- Objective
Can you output the records below exactly as they are written?

- Supplied entries
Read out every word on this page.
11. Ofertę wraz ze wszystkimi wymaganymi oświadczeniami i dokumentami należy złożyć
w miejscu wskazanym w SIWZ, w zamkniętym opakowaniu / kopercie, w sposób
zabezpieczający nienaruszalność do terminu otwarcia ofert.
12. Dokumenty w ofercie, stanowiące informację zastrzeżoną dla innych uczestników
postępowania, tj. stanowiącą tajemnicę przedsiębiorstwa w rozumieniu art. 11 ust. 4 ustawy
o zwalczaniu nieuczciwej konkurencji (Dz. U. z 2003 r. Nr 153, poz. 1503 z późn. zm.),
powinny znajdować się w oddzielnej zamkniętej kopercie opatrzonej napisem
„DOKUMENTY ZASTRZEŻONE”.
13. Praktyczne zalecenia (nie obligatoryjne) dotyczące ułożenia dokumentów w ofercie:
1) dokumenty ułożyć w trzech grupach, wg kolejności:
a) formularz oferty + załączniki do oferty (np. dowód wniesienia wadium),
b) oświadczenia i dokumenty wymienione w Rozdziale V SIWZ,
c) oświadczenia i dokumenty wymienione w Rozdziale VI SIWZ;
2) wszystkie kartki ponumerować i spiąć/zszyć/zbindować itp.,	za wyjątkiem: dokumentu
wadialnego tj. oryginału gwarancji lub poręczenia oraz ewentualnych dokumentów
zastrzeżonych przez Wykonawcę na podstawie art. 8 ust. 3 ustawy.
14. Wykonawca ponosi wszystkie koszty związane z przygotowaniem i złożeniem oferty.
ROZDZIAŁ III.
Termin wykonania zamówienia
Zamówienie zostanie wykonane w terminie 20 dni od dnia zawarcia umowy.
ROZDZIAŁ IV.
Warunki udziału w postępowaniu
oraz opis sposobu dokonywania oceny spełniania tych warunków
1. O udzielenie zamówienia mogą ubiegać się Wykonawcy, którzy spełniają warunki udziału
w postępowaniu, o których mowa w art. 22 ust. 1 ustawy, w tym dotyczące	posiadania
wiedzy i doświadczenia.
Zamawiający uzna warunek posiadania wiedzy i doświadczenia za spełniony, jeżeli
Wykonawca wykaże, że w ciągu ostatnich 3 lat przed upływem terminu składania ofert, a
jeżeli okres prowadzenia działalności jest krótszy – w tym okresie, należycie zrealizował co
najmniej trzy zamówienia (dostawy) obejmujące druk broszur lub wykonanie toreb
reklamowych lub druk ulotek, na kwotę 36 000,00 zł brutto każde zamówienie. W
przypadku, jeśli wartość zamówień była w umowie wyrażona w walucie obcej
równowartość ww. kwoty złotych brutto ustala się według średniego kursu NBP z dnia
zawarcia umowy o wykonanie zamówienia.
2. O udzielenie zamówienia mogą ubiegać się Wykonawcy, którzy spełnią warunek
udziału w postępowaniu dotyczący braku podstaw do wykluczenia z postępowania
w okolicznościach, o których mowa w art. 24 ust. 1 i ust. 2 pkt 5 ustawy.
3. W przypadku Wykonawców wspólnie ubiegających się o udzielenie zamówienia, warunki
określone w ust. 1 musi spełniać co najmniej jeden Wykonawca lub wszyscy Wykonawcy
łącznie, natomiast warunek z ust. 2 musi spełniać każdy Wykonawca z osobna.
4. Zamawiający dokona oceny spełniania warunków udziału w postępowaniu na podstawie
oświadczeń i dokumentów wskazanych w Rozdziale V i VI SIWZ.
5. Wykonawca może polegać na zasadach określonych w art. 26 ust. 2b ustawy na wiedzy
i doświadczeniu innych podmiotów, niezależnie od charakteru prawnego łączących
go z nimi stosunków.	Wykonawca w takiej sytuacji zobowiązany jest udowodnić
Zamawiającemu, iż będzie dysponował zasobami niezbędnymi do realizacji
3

- Exercise response
Read out every word on this page.
11. Ofertę wraz ze wszystkimi wymaganymi oświadczeniami i dokumentami należy złożyć
w miejscu wskazanym w SIWZ, w zamkniętym opakowaniu / kopercie, w sposób
zabezpieczający nienaruszalność do terminu otwarcia ofert.
12. Dokumenty w ofercie, stanowiące informację zastrzeżoną dla innych uczestników
postępowania, tj. stanowiącą tajemnicę przedsiębiorstwa w rozumieniu art. 11 ust. 4 ustawy
o zwalczaniu nieuczciwej konkurencji (Dz. U. z 2003 r. Nr 153, poz. 1503 z późn. zm.),
powinny znajdować się w oddzielnej zamkniętej kopercie opatrzonej napisem
„DOKUMENTY ZASTRZEŻONE”.
13. Praktyczne zalecenia (nie obligatoryjne) dotyczące ułożenia dokumentów w ofercie:
1) dokumenty ułożyć w trzech grupach, wg kolejności:
a) formularz oferty + załączniki do oferty (np. dowód wniesienia wadium),
b) oświadczenia i dokumenty wymienione w Rozdziale V SIWZ,
c) oświadczenia i dokumenty wymienione w Rozdziale VI SIWZ;
2) wszystkie kartki ponumerować i spiąć/zszyć/zbindować itp.,	za wyjątkiem: dokumentu
wadialnego tj. oryginału gwarancji lub poręczenia oraz ewentualnych dokumentów
zastrzeżonych przez Wykonawcę na podstawie art. 8 ust. 3 ustawy.
14. Wykonawca ponosi wszystkie koszty związane z przygotowaniem i złożeniem oferty.
ROZDZIAŁ III.
Termin wykonania zamówienia
Zamówienie zostanie wykonane w terminie 20 dni od dnia zawarcia umowy.
ROZDZIAŁ IV.
Warunki udziału w postępowaniu
oraz opis sposobu dokonywania oceny spełniania tych warunków
1. O udzielenie zamówienia mogą ubiegać się Wykonawcy, którzy spełniają warunki udziału
w postępowaniu, o których mowa w art. 22 ust. 1 ustawy, w tym dotyczące	posiadania
wiedzy i doświadczenia.
Zamawiający uzna warunek posiadania wiedzy i doświadczenia za spełniony, jeżeli
Wykonawca wykaże, że w ciągu ostatnich 3 lat przed upływem terminu składania ofert, a
jeżeli okres prowadzenia działalności jest krótszy – w tym okresie, należycie zrealizował co
najmniej trzy zamówienia (dostawy) obejmujące druk broszur lub wykonanie toreb
reklamowych lub druk ulotek, na kwotę 36 000,00 zł brutto każde zamówienie. W
przypadku, jeśli wartość zamówień była w umowie wyrażona w walucie obcej
równowartość ww. kwoty złotych brutto ustala się według średniego kursu NBP z dnia
zawarcia umowy o wykonanie zamówienia.
2. O udzielenie zamówienia mogą ubiegać się Wykonawcy, którzy spełnią warunek
udziału w postępowaniu dotyczący braku podstaw do wykluczenia z postępowania
w okolicznościach, o których mowa w art. 24 ust. 1 i ust. 2 pkt 5 ustawy.
3. W przypadku Wykonawców wspólnie ubiegających się o udzielenie zamówienia, warunki
określone w ust. 1 musi spełniać co najmniej jeden Wykonawca lub wszyscy Wykonawcy
łącznie, natomiast warunek z ust. 2 musi spełniać każdy Wykonawca z osobna.
4. Zamawiający dokona oceny spełniania warunków udziału w postępowaniu na podstawie
oświadczeń i dokumentów wskazanych w Rozdziale V i VI SIWZ.
5. Wykonawca może polegać na zasadach określonych w art. 26 ust. 2b ustawy na wiedzy
i doświadczeniu innych podmiotów, niezależnie od charakteru prawnego łączących
go z nimi stosunków.	Wykonawca w takiej sytuacji zobowiązany jest udowodnić
Zamawiającemu, iż będzie dysponował zasobami niezbędnymi do realizacji
3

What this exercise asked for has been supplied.